* **TASK DESCRIPTION**: Return the number of lines that include the string "ylabel", without any other text.

Dataset records
-------

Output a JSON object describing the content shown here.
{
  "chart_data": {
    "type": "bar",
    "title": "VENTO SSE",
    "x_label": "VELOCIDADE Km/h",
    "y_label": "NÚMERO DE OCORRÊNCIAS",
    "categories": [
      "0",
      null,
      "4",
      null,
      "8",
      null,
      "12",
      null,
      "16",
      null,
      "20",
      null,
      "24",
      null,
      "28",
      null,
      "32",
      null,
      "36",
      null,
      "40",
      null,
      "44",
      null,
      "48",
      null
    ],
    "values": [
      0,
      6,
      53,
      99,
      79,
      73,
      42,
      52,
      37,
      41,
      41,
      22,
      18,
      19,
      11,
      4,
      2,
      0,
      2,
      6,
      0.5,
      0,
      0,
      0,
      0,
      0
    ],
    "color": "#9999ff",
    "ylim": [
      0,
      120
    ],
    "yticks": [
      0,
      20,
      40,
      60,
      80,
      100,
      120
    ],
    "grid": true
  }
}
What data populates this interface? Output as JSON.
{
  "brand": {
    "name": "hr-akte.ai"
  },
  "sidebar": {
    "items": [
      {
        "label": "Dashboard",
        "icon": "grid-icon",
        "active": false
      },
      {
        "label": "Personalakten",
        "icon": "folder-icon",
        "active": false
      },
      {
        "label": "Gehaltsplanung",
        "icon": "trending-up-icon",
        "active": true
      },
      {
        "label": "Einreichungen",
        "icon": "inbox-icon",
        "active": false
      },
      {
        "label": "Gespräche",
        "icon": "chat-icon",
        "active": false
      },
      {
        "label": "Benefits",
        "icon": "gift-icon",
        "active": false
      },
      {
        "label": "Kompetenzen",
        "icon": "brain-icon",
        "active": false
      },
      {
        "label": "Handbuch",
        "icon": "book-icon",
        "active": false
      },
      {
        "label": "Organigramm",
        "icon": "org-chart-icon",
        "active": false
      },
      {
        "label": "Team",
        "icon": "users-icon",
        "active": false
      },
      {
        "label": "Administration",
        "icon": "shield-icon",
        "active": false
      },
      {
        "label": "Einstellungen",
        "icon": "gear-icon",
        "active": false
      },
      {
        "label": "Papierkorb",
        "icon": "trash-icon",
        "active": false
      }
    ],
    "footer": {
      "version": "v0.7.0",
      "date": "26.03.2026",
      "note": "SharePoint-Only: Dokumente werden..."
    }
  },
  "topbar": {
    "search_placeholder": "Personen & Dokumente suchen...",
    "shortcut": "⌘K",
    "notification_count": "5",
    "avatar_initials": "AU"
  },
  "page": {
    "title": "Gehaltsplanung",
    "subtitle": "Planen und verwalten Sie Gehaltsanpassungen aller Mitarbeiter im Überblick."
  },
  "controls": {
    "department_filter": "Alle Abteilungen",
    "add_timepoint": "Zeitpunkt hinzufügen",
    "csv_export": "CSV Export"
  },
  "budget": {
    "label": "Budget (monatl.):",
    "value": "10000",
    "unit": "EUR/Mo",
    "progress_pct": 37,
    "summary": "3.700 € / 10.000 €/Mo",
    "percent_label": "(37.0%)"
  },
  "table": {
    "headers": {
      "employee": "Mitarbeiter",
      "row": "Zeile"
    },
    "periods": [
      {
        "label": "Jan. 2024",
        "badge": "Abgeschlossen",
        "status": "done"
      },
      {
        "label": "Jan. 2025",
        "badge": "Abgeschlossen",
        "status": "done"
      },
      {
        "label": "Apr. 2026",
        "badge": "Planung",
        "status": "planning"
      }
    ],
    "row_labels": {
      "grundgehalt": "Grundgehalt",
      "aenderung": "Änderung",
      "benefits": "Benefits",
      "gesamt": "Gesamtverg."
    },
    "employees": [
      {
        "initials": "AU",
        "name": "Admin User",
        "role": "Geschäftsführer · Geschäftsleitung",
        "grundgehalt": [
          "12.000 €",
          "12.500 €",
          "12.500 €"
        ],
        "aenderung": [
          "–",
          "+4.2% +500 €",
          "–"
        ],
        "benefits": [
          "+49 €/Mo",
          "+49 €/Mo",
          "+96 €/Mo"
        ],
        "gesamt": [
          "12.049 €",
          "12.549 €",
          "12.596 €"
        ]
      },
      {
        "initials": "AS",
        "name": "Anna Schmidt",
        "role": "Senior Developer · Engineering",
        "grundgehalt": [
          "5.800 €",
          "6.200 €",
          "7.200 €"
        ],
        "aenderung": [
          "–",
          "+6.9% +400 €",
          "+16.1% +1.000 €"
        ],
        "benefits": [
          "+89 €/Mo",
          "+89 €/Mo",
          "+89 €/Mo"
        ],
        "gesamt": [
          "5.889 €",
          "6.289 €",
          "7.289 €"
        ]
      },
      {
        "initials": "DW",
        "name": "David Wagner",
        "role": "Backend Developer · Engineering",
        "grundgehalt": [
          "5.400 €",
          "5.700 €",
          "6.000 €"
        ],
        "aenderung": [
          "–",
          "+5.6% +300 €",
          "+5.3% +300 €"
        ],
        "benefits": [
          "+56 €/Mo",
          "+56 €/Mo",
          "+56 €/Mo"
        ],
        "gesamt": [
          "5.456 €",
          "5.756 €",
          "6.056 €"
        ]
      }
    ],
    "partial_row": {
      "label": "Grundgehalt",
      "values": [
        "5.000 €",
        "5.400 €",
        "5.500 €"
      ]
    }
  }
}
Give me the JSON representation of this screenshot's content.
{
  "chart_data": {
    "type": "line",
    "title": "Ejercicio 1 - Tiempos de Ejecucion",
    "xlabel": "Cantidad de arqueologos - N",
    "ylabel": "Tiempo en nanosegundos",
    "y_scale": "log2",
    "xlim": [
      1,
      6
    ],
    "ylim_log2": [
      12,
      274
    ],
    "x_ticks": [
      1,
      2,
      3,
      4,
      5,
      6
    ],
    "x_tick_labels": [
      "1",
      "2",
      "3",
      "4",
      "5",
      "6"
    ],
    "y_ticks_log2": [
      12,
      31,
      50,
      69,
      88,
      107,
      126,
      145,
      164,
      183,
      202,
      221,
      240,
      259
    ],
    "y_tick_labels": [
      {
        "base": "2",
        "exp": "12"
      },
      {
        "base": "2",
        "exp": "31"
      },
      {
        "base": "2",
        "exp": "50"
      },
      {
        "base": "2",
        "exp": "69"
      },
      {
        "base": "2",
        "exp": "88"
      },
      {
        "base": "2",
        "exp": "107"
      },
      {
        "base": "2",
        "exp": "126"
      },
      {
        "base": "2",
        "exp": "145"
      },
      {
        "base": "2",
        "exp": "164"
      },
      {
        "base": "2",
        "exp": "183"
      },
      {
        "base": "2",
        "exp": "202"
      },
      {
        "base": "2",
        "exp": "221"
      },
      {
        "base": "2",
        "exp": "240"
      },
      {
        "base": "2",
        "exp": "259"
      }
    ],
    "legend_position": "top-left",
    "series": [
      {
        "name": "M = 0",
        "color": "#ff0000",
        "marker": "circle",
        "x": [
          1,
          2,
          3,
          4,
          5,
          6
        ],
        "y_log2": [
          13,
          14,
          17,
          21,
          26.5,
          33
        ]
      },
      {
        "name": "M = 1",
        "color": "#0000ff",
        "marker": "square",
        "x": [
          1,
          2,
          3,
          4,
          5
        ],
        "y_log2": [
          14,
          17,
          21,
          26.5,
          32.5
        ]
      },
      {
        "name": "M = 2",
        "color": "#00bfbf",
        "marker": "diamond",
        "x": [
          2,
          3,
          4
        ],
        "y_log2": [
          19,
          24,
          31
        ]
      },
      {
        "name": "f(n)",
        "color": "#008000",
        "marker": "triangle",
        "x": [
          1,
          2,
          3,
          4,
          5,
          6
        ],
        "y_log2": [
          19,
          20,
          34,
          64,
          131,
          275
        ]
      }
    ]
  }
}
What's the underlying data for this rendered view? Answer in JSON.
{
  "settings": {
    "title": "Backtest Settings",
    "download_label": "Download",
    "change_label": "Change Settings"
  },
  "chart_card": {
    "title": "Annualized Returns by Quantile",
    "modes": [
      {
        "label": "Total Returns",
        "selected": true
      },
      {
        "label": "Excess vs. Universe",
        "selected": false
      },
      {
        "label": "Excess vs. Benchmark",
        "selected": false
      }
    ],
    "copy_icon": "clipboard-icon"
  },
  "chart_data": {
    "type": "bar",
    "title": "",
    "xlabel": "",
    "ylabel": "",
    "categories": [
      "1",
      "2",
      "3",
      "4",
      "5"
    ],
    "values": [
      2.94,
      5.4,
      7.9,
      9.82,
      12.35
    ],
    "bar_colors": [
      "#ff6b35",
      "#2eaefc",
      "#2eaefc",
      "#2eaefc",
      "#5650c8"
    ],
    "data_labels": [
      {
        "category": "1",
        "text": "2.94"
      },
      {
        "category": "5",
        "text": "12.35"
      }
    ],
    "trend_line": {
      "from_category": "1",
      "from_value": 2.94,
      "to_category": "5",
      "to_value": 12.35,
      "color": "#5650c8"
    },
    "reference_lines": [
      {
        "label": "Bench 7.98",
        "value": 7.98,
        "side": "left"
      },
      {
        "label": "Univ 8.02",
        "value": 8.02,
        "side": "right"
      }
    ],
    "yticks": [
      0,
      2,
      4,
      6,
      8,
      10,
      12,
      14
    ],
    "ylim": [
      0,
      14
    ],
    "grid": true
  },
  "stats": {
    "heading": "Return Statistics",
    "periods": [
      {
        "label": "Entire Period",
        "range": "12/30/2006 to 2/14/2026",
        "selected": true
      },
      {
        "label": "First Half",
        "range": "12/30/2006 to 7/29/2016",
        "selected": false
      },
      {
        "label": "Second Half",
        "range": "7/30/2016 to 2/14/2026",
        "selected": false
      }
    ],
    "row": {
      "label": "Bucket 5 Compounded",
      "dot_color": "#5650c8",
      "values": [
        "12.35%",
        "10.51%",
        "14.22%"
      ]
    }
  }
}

-------

* **REPLY**: 2